Provided records:

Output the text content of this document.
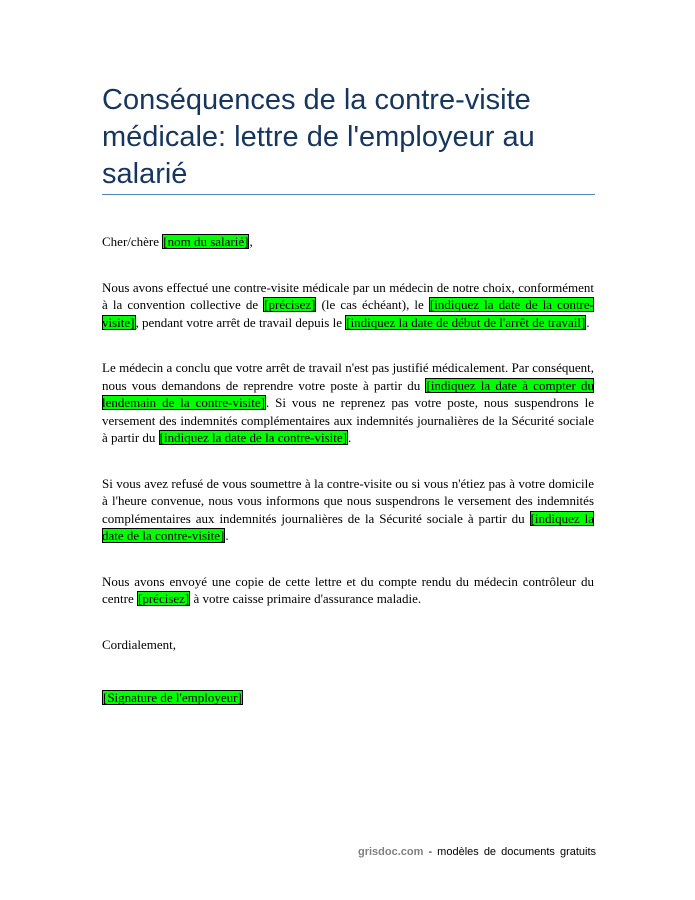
Conséquences de la contre-visite médicale: lettre de l'employeur au salarié

Cher/chère [nom du salarié],

Nous avons effectué une contre-visite médicale par un médecin de notre choix, conformément à la convention collective de [précisez] (le cas échéant), le [indiquez la date de la contre-visite], pendant votre arrêt de travail depuis le [indiquez la date de début de l'arrêt de travail].

Le médecin a conclu que votre arrêt de travail n'est pas justifié médicalement. Par conséquent, nous vous demandons de reprendre votre poste à partir du [indiquez la date à compter du lendemain de la contre-visite]. Si vous ne reprenez pas votre poste, nous suspendrons le versement des indemnités complémentaires aux indemnités journalières de la Sécurité sociale à partir du [indiquez la date de la contre-visite].

Si vous avez refusé de vous soumettre à la contre-visite ou si vous n'étiez pas à votre domicile à l'heure convenue, nous vous informons que nous suspendrons le versement des indemnités complémentaires aux indemnités journalières de la Sécurité sociale à partir du [indiquez la date de la contre-visite].

Nous avons envoyé une copie de cette lettre et du compte rendu du médecin contrôleur du centre [précisez] à votre caisse primaire d'assurance maladie.

Cordialement,

[Signature de l'employeur]

grisdoc.com - modèles de documents gratuits
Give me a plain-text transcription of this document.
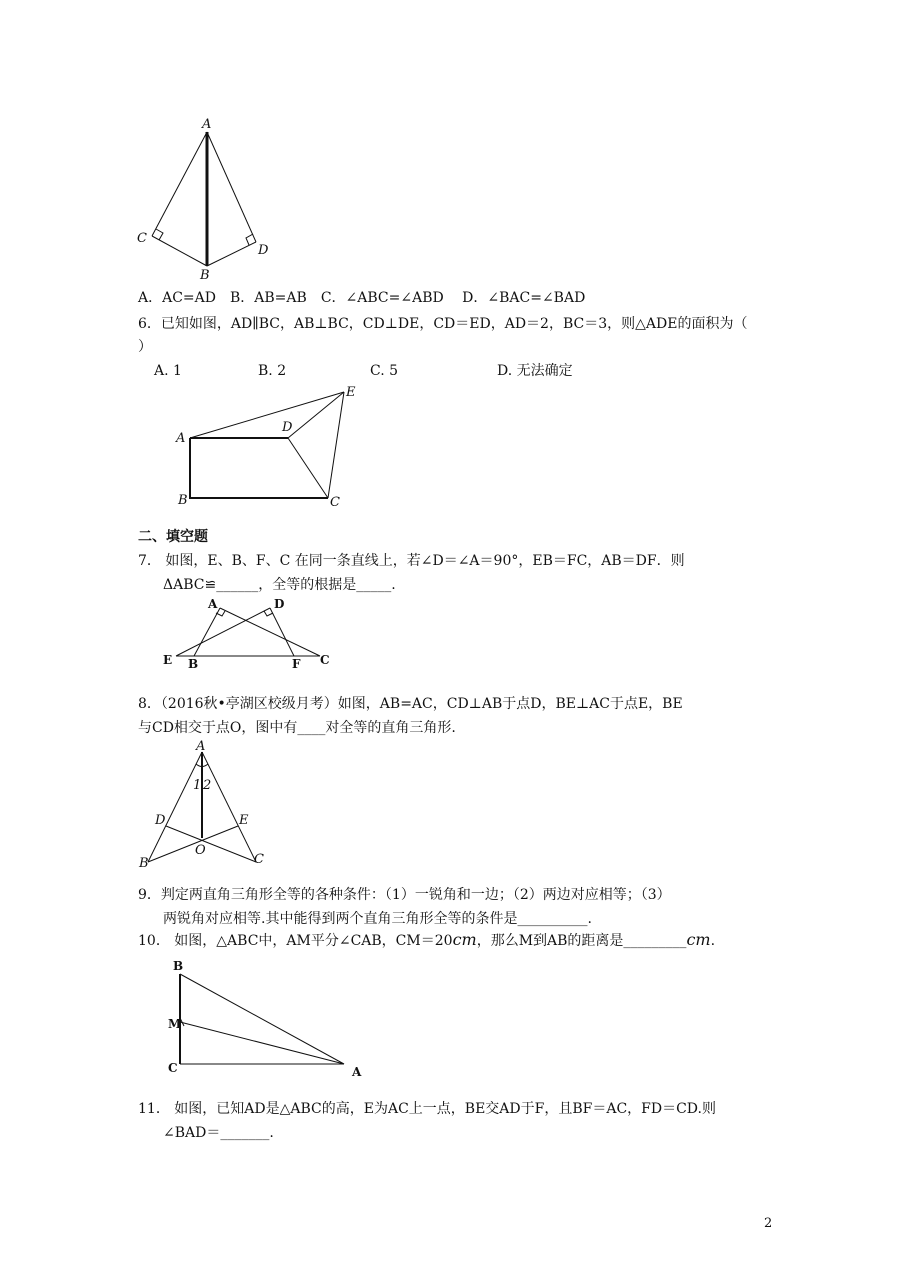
A
B
C
D
A．AC=AD　B．AB=AB　C．∠ABC=∠ABD　 D．∠BAC=∠BAD
6．已知如图，AD∥BC，AB⊥BC，CD⊥DE，CD＝ED，AD＝2，BC＝3，则△ADE的面积为（
）
A. 1	B. 2	C. 5	D. 无法确定
A
B	C
D
E
二、填空题
7． 如图，E、B、F、C 在同一条直线上，若∠D＝∠A＝90°，EB＝FC，AB＝DF．则
ΔABC≌______，全等的根据是_____.
A	D
E B	F C
8．（2016秋•亭湖区校级月考）如图，AB=AC，CD⊥AB于点D，BE⊥AC于点E，BE
与CD相交于点O，图中有____对全等的直角三角形.
A
1 2
D	E
O
B	C
9．判定两直角三角形全等的各种条件：（1）一锐角和一边；（2）两边对应相等；（3）
两锐角对应相等.其中能得到两个直角三角形全等的条件是__________.
10． 如图，△ABC中，AM平分∠CAB，CM＝20cm，那么M到AB的距离是_________cm.
B
M
C	A
11． 如图，已知AD是△ABC的高，E为AC上一点，BE交AD于F，且BF＝AC，FD＝CD.则
∠BAD＝_______.
2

Your instructions: Give an exact reproduction of every line, leaving out any picture.

Expected answer:
Output the text content of this document.
Conséquences de la contre-visite médicale: lettre de l'employeur au salarié

Cher/chère [nom du salarié],

Nous avons effectué une contre-visite médicale par un médecin de notre choix, conformément à la convention collective de [précisez] (le cas échéant), le [indiquez la date de la contre-visite], pendant votre arrêt de travail depuis le [indiquez la date de début de l'arrêt de travail].

Le médecin a conclu que votre arrêt de travail n'est pas justifié médicalement. Par conséquent, nous vous demandons de reprendre votre poste à partir du [indiquez la date à compter du lendemain de la contre-visite]. Si vous ne reprenez pas votre poste, nous suspendrons le versement des indemnités complémentaires aux indemnités journalières de la Sécurité sociale à partir du [indiquez la date de la contre-visite].

Si vous avez refusé de vous soumettre à la contre-visite ou si vous n'étiez pas à votre domicile à l'heure convenue, nous vous informons que nous suspendrons le versement des indemnités complémentaires aux indemnités journalières de la Sécurité sociale à partir du [indiquez la date de la contre-visite].

Nous avons envoyé une copie de cette lettre et du compte rendu du médecin contrôleur du centre [précisez] à votre caisse primaire d'assurance maladie.

Cordialement,

[Signature de l'employeur]

grisdoc.com - modèles de documents gratuits
Give me a plain-text transcription of this document.
A
B
C
D
A．AC=AD　B．AB=AB　C．∠ABC=∠ABD　 D．∠BAC=∠BAD
6．已知如图，AD∥BC，AB⊥BC，CD⊥DE，CD＝ED，AD＝2，BC＝3，则△ADE的面积为（
）
A. 1	B. 2	C. 5	D. 无法确定
A
B	C
D
E
二、填空题
7． 如图，E、B、F、C 在同一条直线上，若∠D＝∠A＝90°，EB＝FC，AB＝DF．则
ΔABC≌______，全等的根据是_____.
A	D
E B	F C
8．（2016秋•亭湖区校级月考）如图，AB=AC，CD⊥AB于点D，BE⊥AC于点E，BE
与CD相交于点O，图中有____对全等的直角三角形.
A
1 2
D	E
O
B	C
9．判定两直角三角形全等的各种条件：（1）一锐角和一边；（2）两边对应相等；（3）
两锐角对应相等.其中能得到两个直角三角形全等的条件是__________.
10． 如图，△ABC中，AM平分∠CAB，CM＝20cm，那么M到AB的距离是_________cm.
B
M
C	A
11． 如图，已知AD是△ABC的高，E为AC上一点，BE交AD于F，且BF＝AC，FD＝CD.则
∠BAD＝_______.
2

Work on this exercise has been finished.